• WRITTEN REQUEST: With the line containing "Read all visible content and emit it as JSON." as the first line and the last line of the records as the final one, reproduce that range exactly.

• RECORDED INFORMATION:
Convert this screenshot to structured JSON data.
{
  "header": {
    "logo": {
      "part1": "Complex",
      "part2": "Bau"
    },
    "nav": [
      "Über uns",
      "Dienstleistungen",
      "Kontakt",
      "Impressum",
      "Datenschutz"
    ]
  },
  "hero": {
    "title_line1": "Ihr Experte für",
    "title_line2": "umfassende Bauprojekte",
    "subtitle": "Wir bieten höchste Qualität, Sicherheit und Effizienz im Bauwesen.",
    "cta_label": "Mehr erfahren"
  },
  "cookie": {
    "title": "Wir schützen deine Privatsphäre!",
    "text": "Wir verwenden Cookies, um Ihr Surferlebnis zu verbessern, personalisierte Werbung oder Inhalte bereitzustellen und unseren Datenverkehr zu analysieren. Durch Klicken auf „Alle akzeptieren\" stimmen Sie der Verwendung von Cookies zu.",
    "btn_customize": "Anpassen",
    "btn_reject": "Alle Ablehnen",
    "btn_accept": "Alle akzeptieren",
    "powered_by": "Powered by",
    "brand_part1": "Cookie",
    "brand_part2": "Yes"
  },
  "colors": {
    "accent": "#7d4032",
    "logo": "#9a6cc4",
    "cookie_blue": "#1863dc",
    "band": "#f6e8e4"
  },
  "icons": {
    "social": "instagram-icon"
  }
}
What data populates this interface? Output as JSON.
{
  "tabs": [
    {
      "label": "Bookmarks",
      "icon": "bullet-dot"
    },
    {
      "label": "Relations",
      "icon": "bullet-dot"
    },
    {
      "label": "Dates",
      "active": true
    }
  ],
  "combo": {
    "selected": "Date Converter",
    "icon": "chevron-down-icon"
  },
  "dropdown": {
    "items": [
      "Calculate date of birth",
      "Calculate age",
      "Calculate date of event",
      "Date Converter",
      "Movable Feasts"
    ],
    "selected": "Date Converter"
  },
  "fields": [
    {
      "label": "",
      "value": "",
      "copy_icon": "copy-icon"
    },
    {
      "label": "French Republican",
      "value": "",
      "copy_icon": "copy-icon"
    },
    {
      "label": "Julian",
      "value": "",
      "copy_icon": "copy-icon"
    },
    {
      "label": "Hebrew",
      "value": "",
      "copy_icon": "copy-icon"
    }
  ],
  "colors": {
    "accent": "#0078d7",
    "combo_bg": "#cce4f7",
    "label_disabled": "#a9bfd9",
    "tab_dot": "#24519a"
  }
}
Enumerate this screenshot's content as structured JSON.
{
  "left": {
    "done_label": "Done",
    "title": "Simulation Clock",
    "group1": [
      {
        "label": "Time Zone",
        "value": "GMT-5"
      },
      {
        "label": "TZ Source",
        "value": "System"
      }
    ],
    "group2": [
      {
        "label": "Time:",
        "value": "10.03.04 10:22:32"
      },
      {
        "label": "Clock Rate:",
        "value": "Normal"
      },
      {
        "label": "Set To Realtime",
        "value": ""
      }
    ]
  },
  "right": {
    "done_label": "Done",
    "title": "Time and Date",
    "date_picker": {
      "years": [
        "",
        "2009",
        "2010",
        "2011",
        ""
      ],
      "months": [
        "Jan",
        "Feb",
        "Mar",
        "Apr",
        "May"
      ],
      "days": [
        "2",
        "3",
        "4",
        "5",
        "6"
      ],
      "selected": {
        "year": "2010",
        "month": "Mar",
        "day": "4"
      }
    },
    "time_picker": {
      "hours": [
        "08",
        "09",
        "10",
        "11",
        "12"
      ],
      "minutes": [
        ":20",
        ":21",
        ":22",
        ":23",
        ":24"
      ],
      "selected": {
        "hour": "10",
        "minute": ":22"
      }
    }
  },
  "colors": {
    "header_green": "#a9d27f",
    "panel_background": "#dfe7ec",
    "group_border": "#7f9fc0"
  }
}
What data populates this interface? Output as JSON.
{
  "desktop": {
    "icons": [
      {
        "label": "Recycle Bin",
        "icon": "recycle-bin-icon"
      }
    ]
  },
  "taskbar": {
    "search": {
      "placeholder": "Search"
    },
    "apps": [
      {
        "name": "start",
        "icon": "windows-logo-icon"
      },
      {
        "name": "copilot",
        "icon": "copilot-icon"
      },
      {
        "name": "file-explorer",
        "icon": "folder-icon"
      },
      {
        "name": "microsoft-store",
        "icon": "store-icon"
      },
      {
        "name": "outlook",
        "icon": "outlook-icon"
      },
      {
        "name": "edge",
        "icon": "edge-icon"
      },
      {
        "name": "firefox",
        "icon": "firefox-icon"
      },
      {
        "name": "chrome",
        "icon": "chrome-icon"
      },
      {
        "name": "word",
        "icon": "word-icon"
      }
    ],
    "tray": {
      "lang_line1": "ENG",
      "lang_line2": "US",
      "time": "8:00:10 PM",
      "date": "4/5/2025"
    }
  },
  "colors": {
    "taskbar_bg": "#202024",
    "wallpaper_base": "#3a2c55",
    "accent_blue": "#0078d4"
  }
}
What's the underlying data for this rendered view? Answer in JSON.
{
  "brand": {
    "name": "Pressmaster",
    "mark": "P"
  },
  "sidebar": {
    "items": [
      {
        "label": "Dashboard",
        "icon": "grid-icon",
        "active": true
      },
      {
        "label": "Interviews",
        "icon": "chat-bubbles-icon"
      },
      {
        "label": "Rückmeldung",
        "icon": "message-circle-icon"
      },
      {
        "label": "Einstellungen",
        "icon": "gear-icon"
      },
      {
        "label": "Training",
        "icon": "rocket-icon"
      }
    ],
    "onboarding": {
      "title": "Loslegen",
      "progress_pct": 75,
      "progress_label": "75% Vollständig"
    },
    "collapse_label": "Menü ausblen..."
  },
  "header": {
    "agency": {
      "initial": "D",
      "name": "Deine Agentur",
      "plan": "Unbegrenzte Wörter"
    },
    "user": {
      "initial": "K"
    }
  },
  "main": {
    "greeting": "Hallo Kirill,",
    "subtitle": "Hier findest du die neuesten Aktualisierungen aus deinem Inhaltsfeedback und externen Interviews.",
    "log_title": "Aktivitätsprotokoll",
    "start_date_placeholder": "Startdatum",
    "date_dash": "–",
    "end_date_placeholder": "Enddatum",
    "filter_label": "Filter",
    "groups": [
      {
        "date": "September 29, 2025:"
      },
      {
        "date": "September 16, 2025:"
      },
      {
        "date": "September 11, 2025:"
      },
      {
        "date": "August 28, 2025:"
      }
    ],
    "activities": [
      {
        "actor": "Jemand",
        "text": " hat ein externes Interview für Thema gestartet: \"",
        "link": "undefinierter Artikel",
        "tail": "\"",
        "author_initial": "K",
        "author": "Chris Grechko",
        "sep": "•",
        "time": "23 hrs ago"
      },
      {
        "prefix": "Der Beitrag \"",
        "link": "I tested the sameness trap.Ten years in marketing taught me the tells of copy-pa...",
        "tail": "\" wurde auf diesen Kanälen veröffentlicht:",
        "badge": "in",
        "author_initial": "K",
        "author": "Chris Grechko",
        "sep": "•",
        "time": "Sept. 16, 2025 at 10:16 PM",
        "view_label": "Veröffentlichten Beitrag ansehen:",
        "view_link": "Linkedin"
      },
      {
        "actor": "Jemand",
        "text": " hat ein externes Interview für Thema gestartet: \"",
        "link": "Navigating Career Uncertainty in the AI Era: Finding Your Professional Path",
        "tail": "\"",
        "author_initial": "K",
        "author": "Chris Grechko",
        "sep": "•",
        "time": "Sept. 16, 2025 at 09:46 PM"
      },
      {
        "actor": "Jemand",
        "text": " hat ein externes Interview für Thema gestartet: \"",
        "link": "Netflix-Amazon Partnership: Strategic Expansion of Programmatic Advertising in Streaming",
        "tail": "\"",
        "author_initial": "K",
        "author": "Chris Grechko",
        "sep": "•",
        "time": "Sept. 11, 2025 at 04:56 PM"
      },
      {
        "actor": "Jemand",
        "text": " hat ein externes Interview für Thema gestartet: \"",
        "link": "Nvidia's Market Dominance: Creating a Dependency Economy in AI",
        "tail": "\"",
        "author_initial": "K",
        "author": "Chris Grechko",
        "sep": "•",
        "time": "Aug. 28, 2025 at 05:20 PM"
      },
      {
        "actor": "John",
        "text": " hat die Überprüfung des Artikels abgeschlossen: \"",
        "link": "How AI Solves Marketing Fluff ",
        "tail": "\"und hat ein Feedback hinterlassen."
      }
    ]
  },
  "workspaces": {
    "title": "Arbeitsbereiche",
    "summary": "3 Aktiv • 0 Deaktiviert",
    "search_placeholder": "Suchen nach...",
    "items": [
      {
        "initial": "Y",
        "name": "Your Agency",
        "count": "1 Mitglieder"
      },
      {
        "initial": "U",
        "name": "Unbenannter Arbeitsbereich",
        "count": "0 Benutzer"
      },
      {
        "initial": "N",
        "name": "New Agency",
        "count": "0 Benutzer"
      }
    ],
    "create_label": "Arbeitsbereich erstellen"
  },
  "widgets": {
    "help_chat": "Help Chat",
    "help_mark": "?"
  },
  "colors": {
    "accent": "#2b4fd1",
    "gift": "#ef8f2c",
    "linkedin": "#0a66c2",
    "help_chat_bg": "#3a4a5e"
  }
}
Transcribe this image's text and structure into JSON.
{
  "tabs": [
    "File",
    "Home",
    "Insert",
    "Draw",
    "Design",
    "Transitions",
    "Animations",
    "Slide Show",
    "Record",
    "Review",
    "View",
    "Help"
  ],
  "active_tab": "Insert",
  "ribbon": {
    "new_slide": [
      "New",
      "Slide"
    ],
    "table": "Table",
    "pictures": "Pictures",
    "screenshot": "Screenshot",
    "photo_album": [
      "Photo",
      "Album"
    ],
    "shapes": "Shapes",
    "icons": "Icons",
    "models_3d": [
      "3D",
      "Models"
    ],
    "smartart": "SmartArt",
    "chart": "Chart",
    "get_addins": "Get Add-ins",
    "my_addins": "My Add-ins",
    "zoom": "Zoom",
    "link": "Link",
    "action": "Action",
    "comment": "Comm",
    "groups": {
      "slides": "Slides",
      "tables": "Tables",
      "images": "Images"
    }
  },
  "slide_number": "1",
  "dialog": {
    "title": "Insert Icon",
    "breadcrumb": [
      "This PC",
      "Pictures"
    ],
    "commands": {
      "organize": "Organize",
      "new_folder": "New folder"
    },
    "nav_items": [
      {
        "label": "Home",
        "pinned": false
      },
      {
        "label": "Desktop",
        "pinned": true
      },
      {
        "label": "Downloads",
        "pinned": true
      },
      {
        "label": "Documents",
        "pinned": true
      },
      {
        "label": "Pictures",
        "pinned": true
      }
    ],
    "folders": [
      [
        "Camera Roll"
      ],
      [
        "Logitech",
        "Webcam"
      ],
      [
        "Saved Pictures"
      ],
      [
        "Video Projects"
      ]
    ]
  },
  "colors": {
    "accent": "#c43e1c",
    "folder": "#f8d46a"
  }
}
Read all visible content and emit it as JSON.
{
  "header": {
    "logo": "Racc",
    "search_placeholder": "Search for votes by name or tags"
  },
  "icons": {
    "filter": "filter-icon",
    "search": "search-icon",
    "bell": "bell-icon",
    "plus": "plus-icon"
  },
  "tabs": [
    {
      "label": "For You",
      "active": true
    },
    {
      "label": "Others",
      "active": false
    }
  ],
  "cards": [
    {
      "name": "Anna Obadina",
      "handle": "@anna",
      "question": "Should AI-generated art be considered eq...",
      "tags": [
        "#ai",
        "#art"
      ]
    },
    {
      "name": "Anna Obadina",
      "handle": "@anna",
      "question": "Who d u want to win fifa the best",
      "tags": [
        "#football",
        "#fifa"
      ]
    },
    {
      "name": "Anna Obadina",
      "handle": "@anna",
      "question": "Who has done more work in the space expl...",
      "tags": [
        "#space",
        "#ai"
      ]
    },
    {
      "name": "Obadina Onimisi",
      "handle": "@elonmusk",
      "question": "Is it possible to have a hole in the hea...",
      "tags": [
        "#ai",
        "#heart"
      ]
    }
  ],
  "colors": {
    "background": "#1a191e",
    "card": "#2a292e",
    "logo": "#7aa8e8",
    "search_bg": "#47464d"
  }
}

• TASK OUTPUT:
Read all visible content and emit it as JSON.
{
  "header": {
    "logo": "Racc",
    "search_placeholder": "Search for votes by name or tags"
  },
  "icons": {
    "filter": "filter-icon",
    "search": "search-icon",
    "bell": "bell-icon",
    "plus": "plus-icon"
  },
  "tabs": [
    {
      "label": "For You",
      "active": true
    },
    {
      "label": "Others",
      "active": false
    }
  ],
  "cards": [
    {
      "name": "Anna Obadina",
      "handle": "@anna",
      "question": "Should AI-generated art be considered eq...",
      "tags": [
        "#ai",
        "#art"
      ]
    },
    {
      "name": "Anna Obadina",
      "handle": "@anna",
      "question": "Who d u want to win fifa the best",
      "tags": [
        "#football",
        "#fifa"
      ]
    },
    {
      "name": "Anna Obadina",
      "handle": "@anna",
      "question": "Who has done more work in the space expl...",
      "tags": [
        "#space",
        "#ai"
      ]
    },
    {
      "name": "Obadina Onimisi",
      "handle": "@elonmusk",
      "question": "Is it possible to have a hole in the hea...",
      "tags": [
        "#ai",
        "#heart"
      ]
    }
  ],
  "colors": {
    "background": "#1a191e",
    "card": "#2a292e",
    "logo": "#7aa8e8",
    "search_bg": "#47464d"
  }
}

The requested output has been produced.